■ **Stored items from a collection**:
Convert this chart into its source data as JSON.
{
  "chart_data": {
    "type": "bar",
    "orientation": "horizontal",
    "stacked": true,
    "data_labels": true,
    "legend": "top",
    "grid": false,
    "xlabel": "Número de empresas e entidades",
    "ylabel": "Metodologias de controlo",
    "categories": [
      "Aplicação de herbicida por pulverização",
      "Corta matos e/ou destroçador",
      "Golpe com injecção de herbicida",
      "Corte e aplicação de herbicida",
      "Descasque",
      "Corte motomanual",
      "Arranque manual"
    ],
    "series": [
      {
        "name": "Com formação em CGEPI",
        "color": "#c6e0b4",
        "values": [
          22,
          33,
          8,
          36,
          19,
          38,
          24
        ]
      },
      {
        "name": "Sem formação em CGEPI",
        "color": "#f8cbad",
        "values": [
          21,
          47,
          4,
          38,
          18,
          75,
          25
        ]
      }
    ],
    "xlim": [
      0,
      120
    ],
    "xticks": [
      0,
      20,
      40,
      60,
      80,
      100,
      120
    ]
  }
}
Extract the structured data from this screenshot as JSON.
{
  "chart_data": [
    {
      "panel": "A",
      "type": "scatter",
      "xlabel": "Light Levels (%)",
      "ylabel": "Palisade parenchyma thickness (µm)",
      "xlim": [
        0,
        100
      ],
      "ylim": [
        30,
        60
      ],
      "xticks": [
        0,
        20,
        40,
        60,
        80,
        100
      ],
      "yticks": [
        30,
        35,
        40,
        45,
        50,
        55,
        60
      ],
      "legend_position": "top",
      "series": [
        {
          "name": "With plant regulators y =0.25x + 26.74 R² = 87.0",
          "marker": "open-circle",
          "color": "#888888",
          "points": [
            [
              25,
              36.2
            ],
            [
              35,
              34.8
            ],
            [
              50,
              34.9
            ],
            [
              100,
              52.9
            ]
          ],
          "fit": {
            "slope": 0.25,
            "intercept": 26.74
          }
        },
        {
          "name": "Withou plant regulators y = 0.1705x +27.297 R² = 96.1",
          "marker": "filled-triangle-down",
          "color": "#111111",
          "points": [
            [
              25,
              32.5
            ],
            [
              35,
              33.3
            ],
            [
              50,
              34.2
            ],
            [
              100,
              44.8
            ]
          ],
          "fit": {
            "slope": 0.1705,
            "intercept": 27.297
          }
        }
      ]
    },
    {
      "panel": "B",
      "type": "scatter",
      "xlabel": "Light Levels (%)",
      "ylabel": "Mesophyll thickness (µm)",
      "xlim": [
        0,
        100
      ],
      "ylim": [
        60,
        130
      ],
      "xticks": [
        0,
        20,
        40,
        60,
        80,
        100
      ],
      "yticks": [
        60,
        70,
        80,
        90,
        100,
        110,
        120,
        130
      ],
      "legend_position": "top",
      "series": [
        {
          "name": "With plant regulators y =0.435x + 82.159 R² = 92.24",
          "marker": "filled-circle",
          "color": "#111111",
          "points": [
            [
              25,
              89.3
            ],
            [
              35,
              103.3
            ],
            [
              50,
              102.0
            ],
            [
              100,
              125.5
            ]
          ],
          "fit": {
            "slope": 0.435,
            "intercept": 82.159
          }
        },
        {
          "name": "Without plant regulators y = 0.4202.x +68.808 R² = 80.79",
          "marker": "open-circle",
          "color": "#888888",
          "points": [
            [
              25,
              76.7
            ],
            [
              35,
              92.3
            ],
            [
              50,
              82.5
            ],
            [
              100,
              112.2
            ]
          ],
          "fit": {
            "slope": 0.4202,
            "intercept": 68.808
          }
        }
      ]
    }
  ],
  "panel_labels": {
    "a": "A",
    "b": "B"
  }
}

■ **Directions**:
Copy out each line in the listing that has the word "marker".

■ **Written solution**:
          "marker": "open-circle",
          "marker": "filled-triangle-down",
          "marker": "filled-circle",
          "marker": "open-circle",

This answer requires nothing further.